-------- GIVEN DATA

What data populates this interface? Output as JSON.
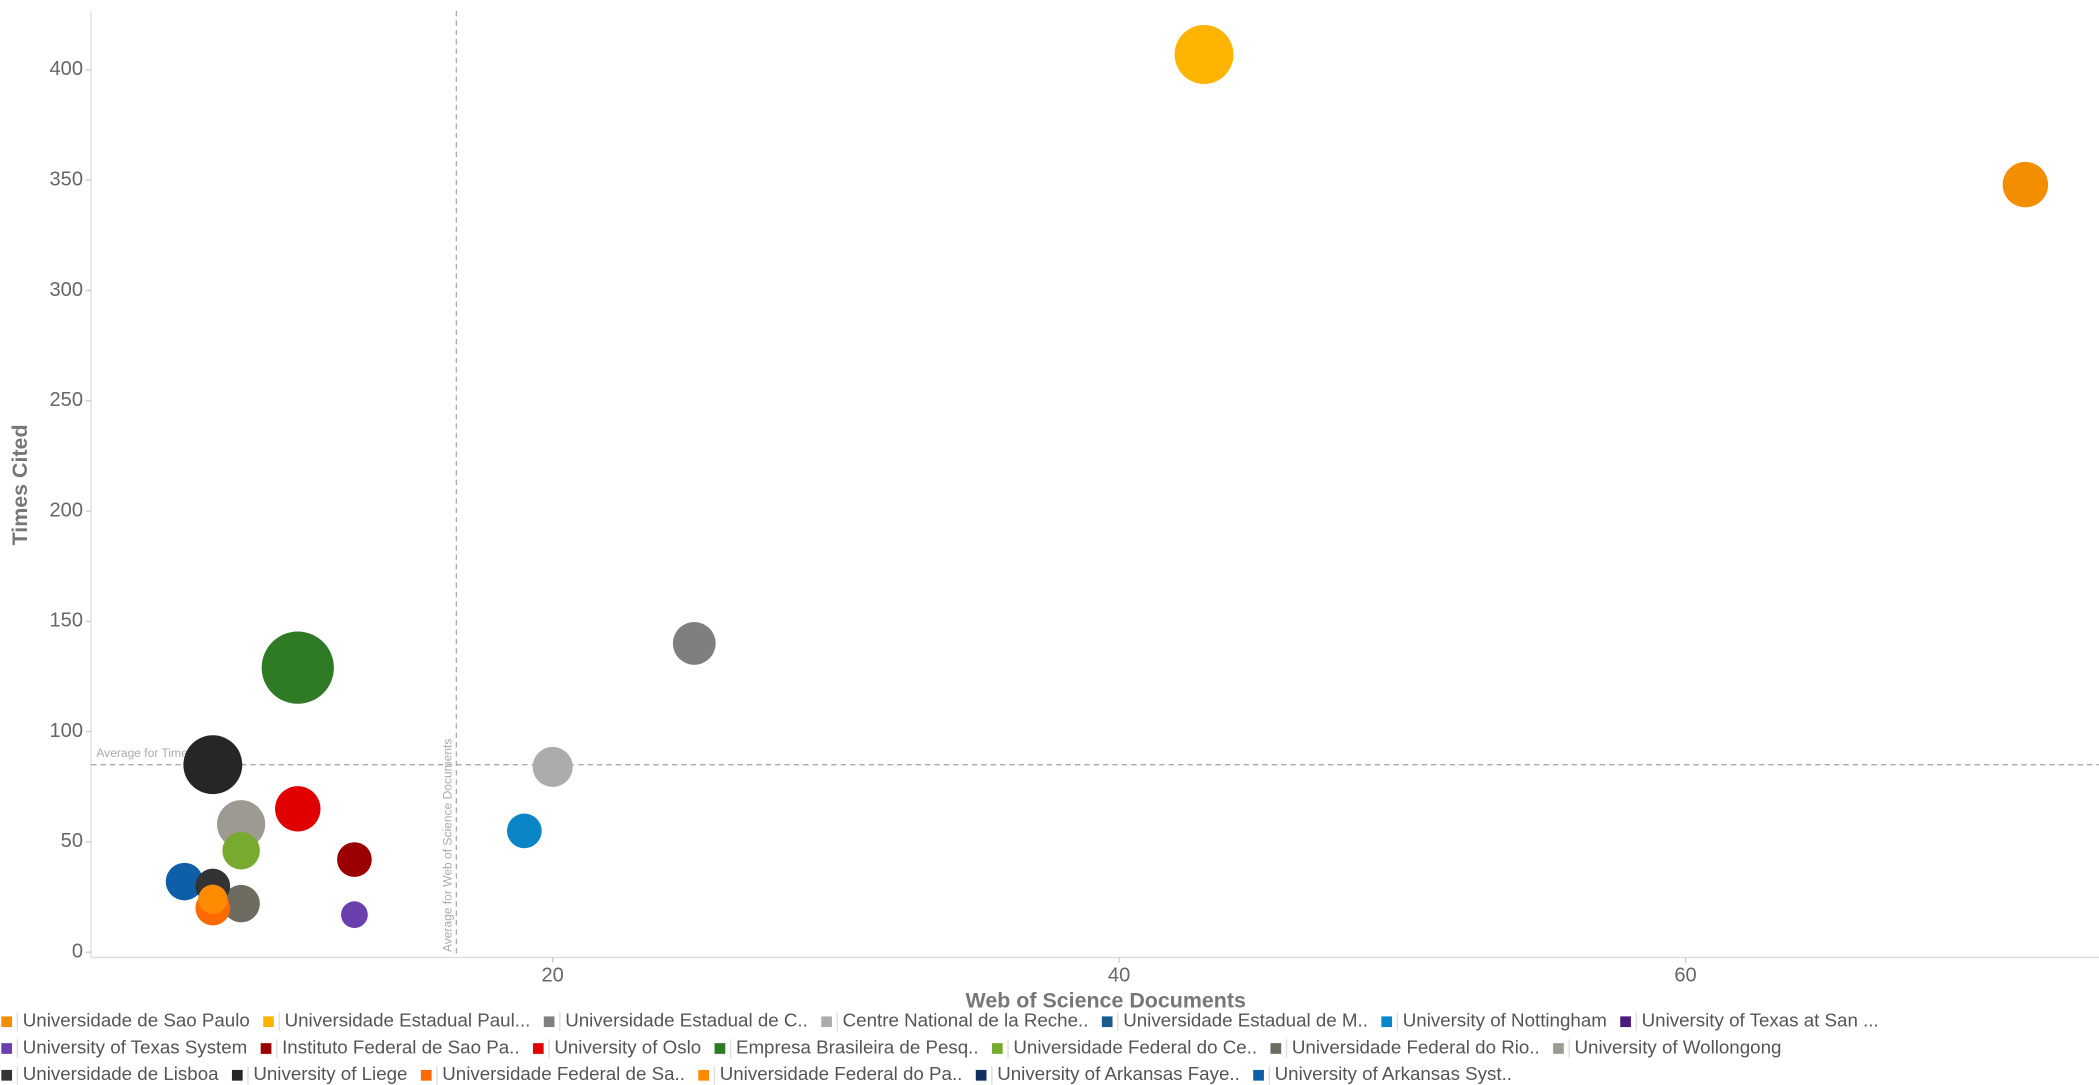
{
  "chart_data": {
    "type": "bubble",
    "x_label": "Web of Science Documents",
    "y_label": "Times Cited",
    "xlim": [
      3.7,
      74.6
    ],
    "ylim": [
      -2.4,
      426.7
    ],
    "xticks": [
      20,
      40,
      60
    ],
    "yticks": [
      0,
      50,
      100,
      150,
      200,
      250,
      300,
      350,
      400
    ],
    "reference_lines": [
      {
        "label": "Average for Times Cited",
        "axis": "y",
        "value": 85
      },
      {
        "label": "Average for Web of Science Documents",
        "axis": "x",
        "value": 16.6
      }
    ],
    "series": [
      {
        "name": "Universidade de Sao Paulo",
        "color": "#f28e00",
        "x": 72,
        "y": 348,
        "size": 72
      },
      {
        "name": "Universidade Estadual Paul...",
        "color": "#ffb400",
        "x": 43,
        "y": 407,
        "size": 121
      },
      {
        "name": "Universidade Estadual de C..",
        "color": "#7f7f7f",
        "x": 25,
        "y": 140,
        "size": 64
      },
      {
        "name": "Centre National de la Reche..",
        "color": "#acacac",
        "x": 20,
        "y": 84,
        "size": 56
      },
      {
        "name": "Universidade Estadual de M..",
        "color": "#1b5a8c",
        "x": null,
        "y": null,
        "size": null
      },
      {
        "name": "University of Nottingham",
        "color": "#0a86c8",
        "x": 19,
        "y": 55,
        "size": 42
      },
      {
        "name": "University of Texas at San ...",
        "color": "#4b1c7a",
        "x": null,
        "y": null,
        "size": null
      },
      {
        "name": "University of Texas System",
        "color": "#6a3fae",
        "x": 13,
        "y": 17,
        "size": 25
      },
      {
        "name": "Instituto Federal de Sao Pa..",
        "color": "#9a0000",
        "x": 13,
        "y": 42,
        "size": 42
      },
      {
        "name": "University of Oslo",
        "color": "#e00000",
        "x": 11,
        "y": 65,
        "size": 72
      },
      {
        "name": "Empresa Brasileira de Pesq..",
        "color": "#2f7a25",
        "x": 11,
        "y": 129,
        "size": 182
      },
      {
        "name": "Universidade Federal do Ce..",
        "color": "#77aa2e",
        "x": 9,
        "y": 46,
        "size": 49
      },
      {
        "name": "Universidade Federal do Rio..",
        "color": "#6e6b60",
        "x": 9,
        "y": 22,
        "size": 49
      },
      {
        "name": "University of Wollongong",
        "color": "#9d9a92",
        "x": 9,
        "y": 58,
        "size": 81
      },
      {
        "name": "Universidade de Lisboa",
        "color": "#333333",
        "x": 8,
        "y": 30,
        "size": 42
      },
      {
        "name": "University of Liege",
        "color": "#262626",
        "x": 8,
        "y": 85,
        "size": 121
      },
      {
        "name": "Universidade Federal de Sa..",
        "color": "#ff6a00",
        "x": 8,
        "y": 20,
        "size": 42
      },
      {
        "name": "Universidade Federal do Pa..",
        "color": "#ff8c00",
        "x": 8,
        "y": 24,
        "size": 30
      },
      {
        "name": "University of Arkansas Faye..",
        "color": "#0c2f5e",
        "x": null,
        "y": null,
        "size": null
      },
      {
        "name": "University of Arkansas Syst..",
        "color": "#0f5ea8",
        "x": 7,
        "y": 32,
        "size": 49
      }
    ]
  }
}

----------------

EXERCISE BRIEF: Your copy should hold every record word for word and none of the pictures.

THE RESPONSE:
What data populates this interface? Output as JSON.
{
  "chart_data": {
    "type": "bubble",
    "x_label": "Web of Science Documents",
    "y_label": "Times Cited",
    "xlim": [
      3.7,
      74.6
    ],
    "ylim": [
      -2.4,
      426.7
    ],
    "xticks": [
      20,
      40,
      60
    ],
    "yticks": [
      0,
      50,
      100,
      150,
      200,
      250,
      300,
      350,
      400
    ],
    "reference_lines": [
      {
        "label": "Average for Times Cited",
        "axis": "y",
        "value": 85
      },
      {
        "label": "Average for Web of Science Documents",
        "axis": "x",
        "value": 16.6
      }
    ],
    "series": [
      {
        "name": "Universidade de Sao Paulo",
        "color": "#f28e00",
        "x": 72,
        "y": 348,
        "size": 72
      },
      {
        "name": "Universidade Estadual Paul...",
        "color": "#ffb400",
        "x": 43,
        "y": 407,
        "size": 121
      },
      {
        "name": "Universidade Estadual de C..",
        "color": "#7f7f7f",
        "x": 25,
        "y": 140,
        "size": 64
      },
      {
        "name": "Centre National de la Reche..",
        "color": "#acacac",
        "x": 20,
        "y": 84,
        "size": 56
      },
      {
        "name": "Universidade Estadual de M..",
        "color": "#1b5a8c",
        "x": null,
        "y": null,
        "size": null
      },
      {
        "name": "University of Nottingham",
        "color": "#0a86c8",
        "x": 19,
        "y": 55,
        "size": 42
      },
      {
        "name": "University of Texas at San ...",
        "color": "#4b1c7a",
        "x": null,
        "y": null,
        "size": null
      },
      {
        "name": "University of Texas System",
        "color": "#6a3fae",
        "x": 13,
        "y": 17,
        "size": 25
      },
      {
        "name": "Instituto Federal de Sao Pa..",
        "color": "#9a0000",
        "x": 13,
        "y": 42,
        "size": 42
      },
      {
        "name": "University of Oslo",
        "color": "#e00000",
        "x": 11,
        "y": 65,
        "size": 72
      },
      {
        "name": "Empresa Brasileira de Pesq..",
        "color": "#2f7a25",
        "x": 11,
        "y": 129,
        "size": 182
      },
      {
        "name": "Universidade Federal do Ce..",
        "color": "#77aa2e",
        "x": 9,
        "y": 46,
        "size": 49
      },
      {
        "name": "Universidade Federal do Rio..",
        "color": "#6e6b60",
        "x": 9,
        "y": 22,
        "size": 49
      },
      {
        "name": "University of Wollongong",
        "color": "#9d9a92",
        "x": 9,
        "y": 58,
        "size": 81
      },
      {
        "name": "Universidade de Lisboa",
        "color": "#333333",
        "x": 8,
        "y": 30,
        "size": 42
      },
      {
        "name": "University of Liege",
        "color": "#262626",
        "x": 8,
        "y": 85,
        "size": 121
      },
      {
        "name": "Universidade Federal de Sa..",
        "color": "#ff6a00",
        "x": 8,
        "y": 20,
        "size": 42
      },
      {
        "name": "Universidade Federal do Pa..",
        "color": "#ff8c00",
        "x": 8,
        "y": 24,
        "size": 30
      },
      {
        "name": "University of Arkansas Faye..",
        "color": "#0c2f5e",
        "x": null,
        "y": null,
        "size": null
      },
      {
        "name": "University of Arkansas Syst..",
        "color": "#0f5ea8",
        "x": 7,
        "y": 32,
        "size": 49
      }
    ]
  }
}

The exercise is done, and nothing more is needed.